Data shown —
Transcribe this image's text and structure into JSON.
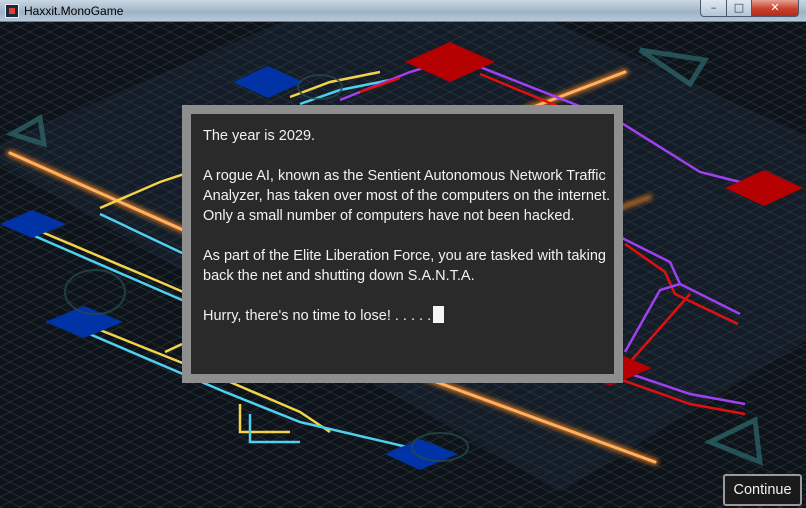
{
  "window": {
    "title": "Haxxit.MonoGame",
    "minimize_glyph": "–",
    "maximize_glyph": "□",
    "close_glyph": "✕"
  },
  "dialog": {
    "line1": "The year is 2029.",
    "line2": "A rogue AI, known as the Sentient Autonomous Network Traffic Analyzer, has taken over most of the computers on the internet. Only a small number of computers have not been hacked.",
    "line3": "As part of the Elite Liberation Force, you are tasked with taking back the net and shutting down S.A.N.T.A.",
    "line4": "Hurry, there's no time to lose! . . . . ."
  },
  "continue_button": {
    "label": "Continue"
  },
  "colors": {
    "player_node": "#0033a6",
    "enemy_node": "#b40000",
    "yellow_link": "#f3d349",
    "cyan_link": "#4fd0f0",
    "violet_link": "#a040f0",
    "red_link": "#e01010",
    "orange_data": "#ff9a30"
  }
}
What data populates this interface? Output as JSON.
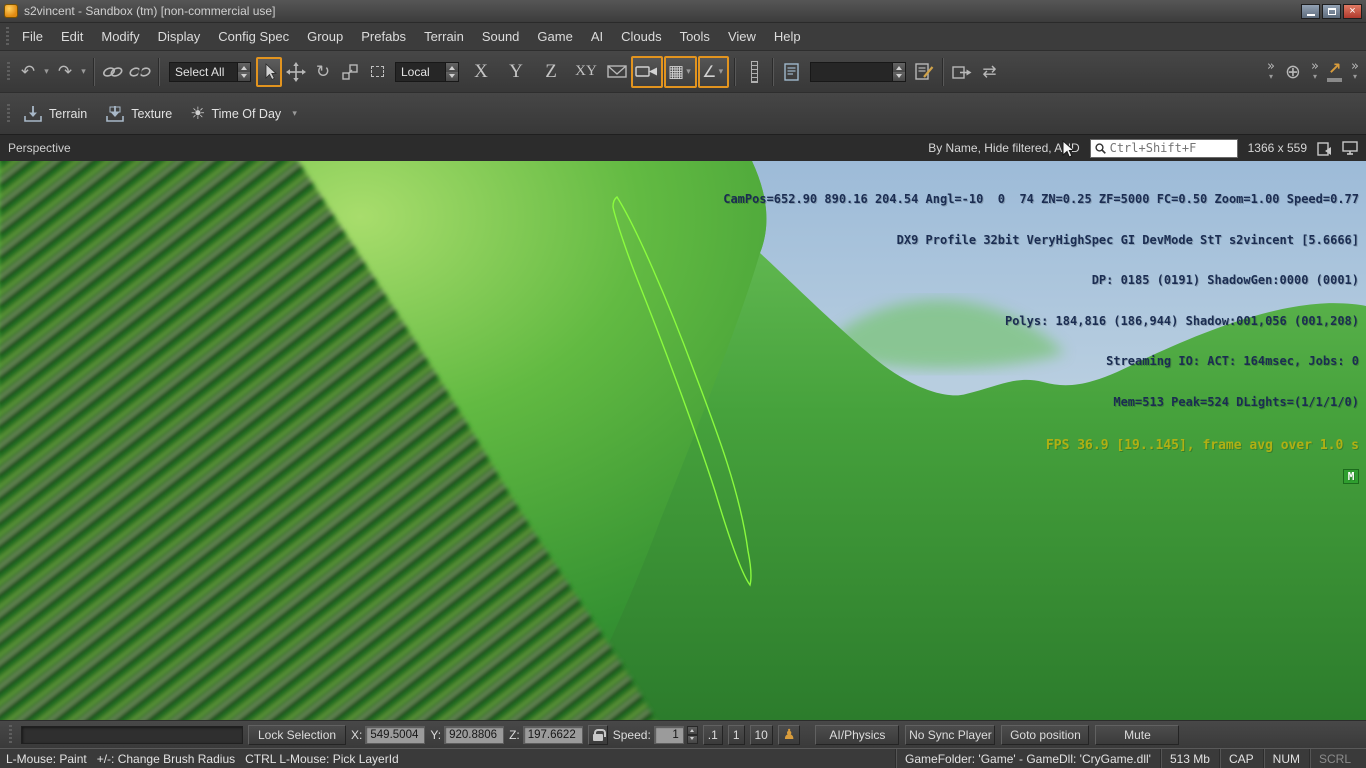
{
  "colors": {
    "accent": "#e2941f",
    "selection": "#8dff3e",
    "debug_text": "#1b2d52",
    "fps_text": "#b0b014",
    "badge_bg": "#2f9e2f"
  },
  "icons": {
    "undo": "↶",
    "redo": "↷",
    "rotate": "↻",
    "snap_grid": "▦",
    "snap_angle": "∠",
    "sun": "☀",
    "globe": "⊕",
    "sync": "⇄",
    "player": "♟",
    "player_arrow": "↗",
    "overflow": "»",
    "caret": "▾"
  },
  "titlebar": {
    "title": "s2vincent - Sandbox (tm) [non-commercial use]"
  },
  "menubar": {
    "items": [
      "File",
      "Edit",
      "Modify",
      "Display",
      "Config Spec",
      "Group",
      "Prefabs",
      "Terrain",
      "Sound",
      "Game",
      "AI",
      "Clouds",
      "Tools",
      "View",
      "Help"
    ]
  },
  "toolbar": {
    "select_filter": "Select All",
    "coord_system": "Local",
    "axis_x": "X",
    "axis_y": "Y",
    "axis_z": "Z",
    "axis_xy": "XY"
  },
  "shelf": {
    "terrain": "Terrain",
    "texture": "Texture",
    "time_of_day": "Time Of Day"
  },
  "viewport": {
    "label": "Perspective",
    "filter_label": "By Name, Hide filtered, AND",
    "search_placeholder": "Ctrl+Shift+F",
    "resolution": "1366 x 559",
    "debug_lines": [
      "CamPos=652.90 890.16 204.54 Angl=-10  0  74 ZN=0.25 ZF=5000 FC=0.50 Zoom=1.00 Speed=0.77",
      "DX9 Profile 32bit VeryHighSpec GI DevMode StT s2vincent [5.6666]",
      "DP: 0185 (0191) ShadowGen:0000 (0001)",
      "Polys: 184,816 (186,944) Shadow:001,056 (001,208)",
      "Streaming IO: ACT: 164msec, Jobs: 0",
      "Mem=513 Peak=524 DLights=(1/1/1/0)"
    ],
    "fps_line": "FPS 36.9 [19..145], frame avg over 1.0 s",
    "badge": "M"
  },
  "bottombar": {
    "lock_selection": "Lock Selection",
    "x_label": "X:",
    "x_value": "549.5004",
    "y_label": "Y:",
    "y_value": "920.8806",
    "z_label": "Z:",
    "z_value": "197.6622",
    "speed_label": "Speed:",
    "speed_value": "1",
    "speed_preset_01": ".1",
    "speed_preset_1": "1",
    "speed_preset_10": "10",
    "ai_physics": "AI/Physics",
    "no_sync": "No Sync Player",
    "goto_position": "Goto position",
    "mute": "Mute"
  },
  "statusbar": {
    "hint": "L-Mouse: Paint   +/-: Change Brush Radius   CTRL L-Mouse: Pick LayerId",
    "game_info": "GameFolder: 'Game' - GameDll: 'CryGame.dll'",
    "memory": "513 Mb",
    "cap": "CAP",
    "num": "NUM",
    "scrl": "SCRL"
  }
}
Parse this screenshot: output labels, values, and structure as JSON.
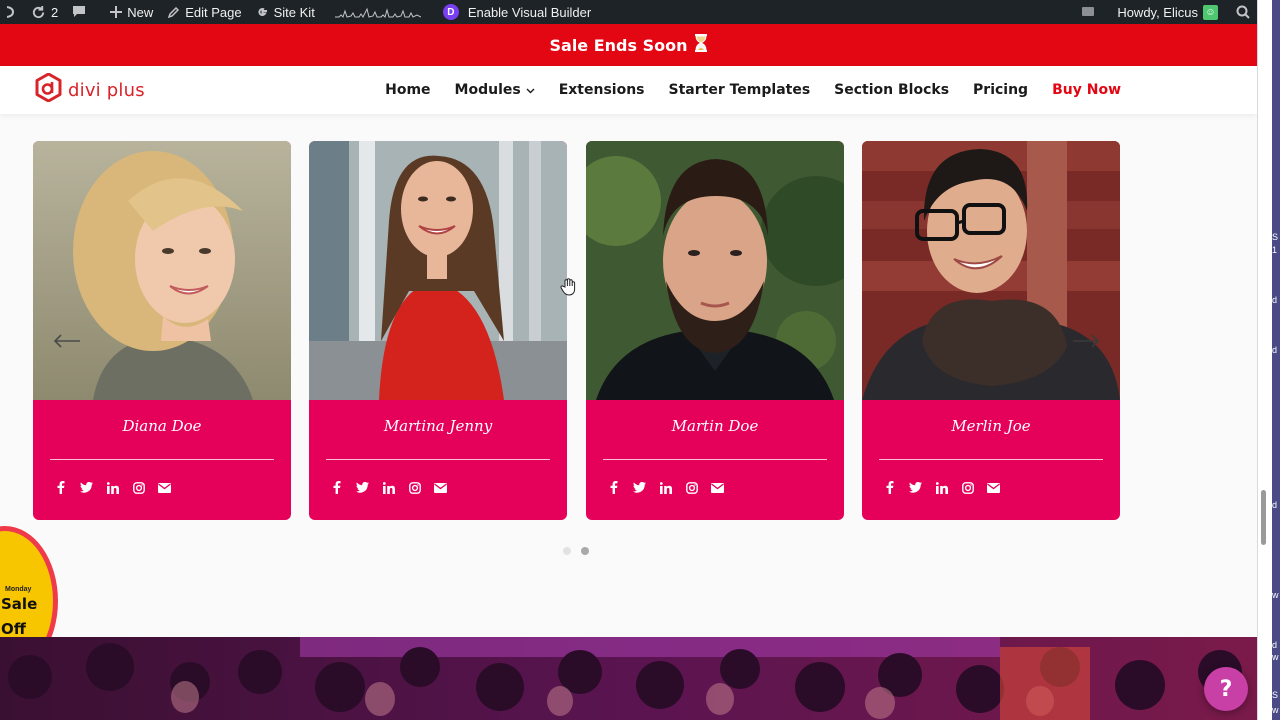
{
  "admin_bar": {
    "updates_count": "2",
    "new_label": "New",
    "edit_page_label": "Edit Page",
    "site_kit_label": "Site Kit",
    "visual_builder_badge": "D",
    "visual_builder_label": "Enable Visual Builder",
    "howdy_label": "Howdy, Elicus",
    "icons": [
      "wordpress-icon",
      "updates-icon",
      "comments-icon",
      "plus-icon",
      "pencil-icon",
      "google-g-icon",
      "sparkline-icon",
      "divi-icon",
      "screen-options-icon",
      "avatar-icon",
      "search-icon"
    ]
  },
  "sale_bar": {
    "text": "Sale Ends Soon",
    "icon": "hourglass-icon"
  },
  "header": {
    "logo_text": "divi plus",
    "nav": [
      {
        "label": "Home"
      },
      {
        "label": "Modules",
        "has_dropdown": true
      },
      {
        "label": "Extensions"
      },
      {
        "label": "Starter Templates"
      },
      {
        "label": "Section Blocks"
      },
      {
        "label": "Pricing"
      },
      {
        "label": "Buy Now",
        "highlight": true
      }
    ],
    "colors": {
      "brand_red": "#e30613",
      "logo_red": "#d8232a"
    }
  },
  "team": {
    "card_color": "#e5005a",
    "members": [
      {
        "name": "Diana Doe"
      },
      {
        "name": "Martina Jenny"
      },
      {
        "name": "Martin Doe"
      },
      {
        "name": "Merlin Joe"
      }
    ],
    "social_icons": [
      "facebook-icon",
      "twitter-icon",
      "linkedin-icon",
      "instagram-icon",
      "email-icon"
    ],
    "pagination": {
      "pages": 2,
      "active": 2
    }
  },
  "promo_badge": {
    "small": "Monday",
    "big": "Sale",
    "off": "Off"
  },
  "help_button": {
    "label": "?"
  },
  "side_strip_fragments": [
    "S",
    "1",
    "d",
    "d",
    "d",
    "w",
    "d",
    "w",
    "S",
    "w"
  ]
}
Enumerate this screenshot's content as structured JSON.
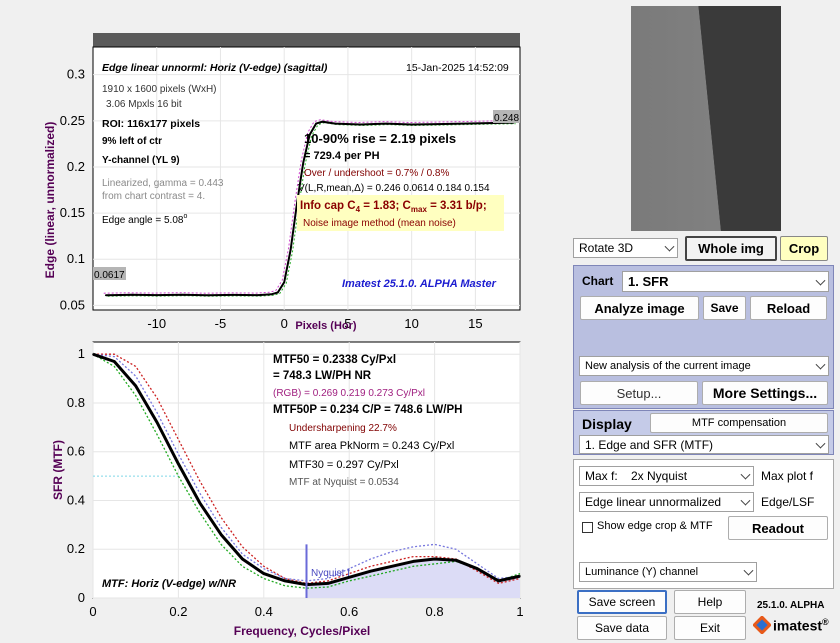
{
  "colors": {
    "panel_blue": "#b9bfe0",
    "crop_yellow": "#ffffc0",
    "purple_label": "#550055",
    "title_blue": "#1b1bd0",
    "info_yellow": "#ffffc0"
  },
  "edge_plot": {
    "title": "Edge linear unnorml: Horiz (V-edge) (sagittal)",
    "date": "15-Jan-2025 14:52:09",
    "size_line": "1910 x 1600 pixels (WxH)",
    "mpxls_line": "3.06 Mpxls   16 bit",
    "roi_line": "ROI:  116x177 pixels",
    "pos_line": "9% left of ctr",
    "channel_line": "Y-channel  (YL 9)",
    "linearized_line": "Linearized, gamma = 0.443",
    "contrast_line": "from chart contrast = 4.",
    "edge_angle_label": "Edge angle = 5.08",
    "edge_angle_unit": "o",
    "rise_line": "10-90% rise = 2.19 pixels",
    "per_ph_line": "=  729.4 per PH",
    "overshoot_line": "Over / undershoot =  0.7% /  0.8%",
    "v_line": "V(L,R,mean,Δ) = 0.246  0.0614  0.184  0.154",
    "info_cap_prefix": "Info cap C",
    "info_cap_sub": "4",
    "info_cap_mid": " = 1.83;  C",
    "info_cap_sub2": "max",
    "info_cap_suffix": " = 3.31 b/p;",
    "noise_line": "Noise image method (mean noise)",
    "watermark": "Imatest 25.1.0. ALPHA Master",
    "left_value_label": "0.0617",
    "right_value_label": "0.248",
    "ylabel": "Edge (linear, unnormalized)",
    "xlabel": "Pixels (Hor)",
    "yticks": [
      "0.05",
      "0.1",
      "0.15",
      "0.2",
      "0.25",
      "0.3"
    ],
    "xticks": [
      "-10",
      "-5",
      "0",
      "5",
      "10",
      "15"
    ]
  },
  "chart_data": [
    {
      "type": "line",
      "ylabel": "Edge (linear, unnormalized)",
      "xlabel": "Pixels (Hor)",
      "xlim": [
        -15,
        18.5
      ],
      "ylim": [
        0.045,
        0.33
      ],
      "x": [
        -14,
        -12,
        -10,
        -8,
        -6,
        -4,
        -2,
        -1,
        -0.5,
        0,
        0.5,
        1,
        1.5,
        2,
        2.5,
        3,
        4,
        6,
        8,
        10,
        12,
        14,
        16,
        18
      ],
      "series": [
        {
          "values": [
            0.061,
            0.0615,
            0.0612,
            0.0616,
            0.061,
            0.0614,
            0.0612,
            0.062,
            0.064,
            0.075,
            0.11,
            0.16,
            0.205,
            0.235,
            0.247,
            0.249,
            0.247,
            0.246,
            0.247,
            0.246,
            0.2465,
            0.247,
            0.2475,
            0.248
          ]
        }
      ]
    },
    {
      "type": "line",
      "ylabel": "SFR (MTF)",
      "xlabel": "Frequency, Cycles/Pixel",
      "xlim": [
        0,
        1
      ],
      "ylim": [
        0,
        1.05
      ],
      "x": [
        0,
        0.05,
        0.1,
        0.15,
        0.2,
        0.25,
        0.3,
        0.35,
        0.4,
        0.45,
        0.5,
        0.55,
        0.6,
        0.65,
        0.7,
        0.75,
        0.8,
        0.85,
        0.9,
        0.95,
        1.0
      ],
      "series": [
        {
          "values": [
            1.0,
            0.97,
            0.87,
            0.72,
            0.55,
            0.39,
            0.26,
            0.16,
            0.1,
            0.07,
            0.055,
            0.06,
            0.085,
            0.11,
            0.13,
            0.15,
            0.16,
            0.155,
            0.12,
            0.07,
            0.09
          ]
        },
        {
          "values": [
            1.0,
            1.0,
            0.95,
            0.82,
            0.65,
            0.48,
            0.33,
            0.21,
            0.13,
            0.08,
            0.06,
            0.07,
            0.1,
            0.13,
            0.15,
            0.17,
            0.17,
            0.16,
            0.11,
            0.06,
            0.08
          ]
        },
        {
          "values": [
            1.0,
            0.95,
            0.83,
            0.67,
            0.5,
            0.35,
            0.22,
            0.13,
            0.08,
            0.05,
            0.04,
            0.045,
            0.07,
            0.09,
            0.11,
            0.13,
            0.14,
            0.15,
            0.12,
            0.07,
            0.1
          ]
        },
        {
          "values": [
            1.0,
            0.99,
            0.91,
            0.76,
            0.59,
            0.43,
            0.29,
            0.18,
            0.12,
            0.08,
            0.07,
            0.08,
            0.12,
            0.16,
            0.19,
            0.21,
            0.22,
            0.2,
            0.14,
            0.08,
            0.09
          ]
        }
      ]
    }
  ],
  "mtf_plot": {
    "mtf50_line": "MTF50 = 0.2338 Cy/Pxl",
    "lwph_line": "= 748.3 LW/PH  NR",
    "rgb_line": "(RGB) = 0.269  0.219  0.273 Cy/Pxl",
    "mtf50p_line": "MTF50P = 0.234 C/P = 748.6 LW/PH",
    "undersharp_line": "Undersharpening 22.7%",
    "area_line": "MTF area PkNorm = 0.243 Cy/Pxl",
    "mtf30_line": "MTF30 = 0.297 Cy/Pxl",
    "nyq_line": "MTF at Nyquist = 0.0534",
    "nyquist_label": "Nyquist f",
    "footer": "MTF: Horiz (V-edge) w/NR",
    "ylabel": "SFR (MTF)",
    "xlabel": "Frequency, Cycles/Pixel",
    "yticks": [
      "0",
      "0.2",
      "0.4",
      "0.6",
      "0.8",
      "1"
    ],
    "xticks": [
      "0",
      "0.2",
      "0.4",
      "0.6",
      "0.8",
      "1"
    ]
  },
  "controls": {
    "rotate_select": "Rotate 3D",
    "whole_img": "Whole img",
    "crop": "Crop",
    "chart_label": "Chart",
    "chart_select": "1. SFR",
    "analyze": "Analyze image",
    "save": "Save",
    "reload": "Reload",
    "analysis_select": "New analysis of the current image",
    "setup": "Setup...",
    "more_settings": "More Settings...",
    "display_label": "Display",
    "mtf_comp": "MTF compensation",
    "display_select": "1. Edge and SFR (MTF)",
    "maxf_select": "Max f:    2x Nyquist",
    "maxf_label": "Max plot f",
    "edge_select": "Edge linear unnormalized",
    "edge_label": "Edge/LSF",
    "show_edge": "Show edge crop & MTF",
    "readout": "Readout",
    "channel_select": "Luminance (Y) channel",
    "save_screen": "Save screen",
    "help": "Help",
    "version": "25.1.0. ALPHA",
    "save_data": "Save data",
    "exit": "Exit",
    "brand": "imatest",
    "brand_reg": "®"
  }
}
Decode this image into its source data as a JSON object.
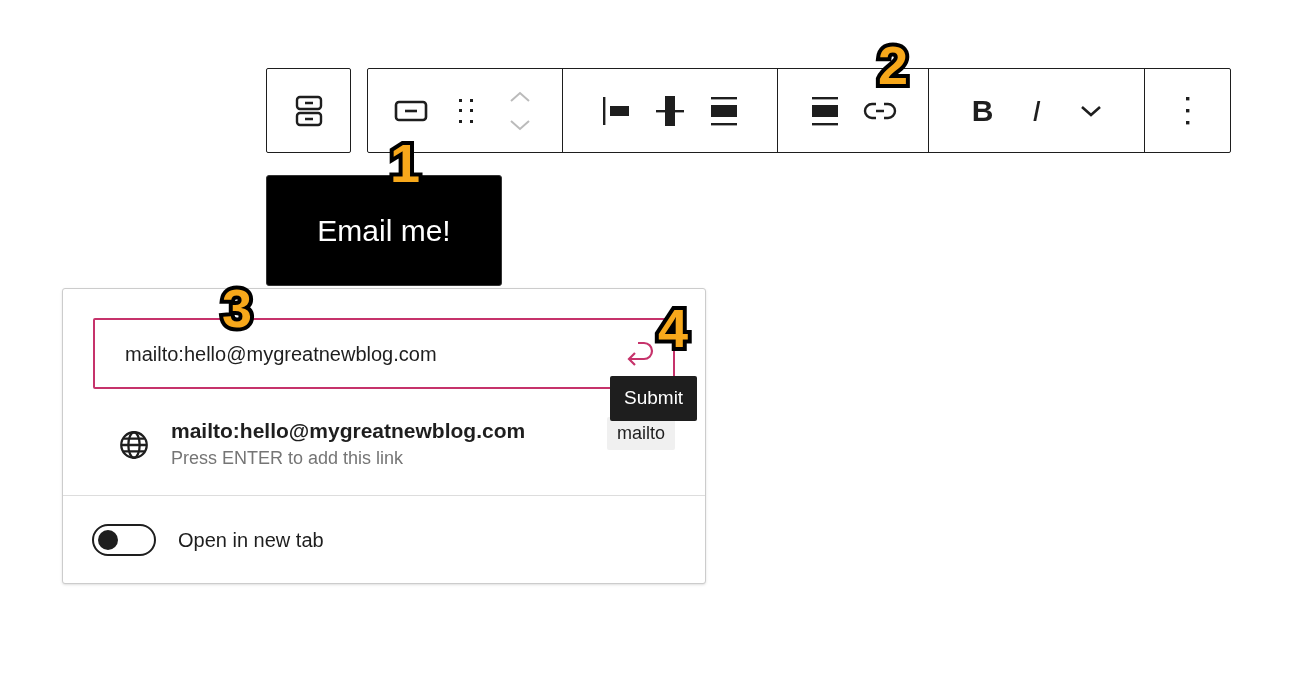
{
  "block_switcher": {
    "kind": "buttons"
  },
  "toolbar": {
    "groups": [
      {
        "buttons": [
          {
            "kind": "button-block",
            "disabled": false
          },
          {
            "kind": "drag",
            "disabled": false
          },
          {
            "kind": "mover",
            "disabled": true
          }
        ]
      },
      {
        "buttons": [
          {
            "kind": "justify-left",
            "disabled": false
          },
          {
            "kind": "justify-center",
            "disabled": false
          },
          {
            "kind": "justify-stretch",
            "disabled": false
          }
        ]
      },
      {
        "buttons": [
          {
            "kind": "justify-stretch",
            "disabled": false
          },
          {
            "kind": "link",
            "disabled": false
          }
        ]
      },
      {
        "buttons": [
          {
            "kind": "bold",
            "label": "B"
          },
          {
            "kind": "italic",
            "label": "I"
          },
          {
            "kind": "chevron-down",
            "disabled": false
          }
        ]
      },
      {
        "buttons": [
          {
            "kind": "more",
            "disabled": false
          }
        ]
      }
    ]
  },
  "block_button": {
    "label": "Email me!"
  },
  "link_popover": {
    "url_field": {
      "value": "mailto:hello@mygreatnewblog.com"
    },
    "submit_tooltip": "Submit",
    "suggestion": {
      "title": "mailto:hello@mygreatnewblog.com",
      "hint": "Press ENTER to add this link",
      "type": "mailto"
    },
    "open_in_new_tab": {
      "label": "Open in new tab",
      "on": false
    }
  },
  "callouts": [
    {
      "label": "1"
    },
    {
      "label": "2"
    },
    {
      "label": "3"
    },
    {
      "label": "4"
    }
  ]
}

To do —
Isolate the lines above that contain the word "true" and copy them.

Task answer —
        "has_dropdown": true
        "highlight": true
            "disabled": true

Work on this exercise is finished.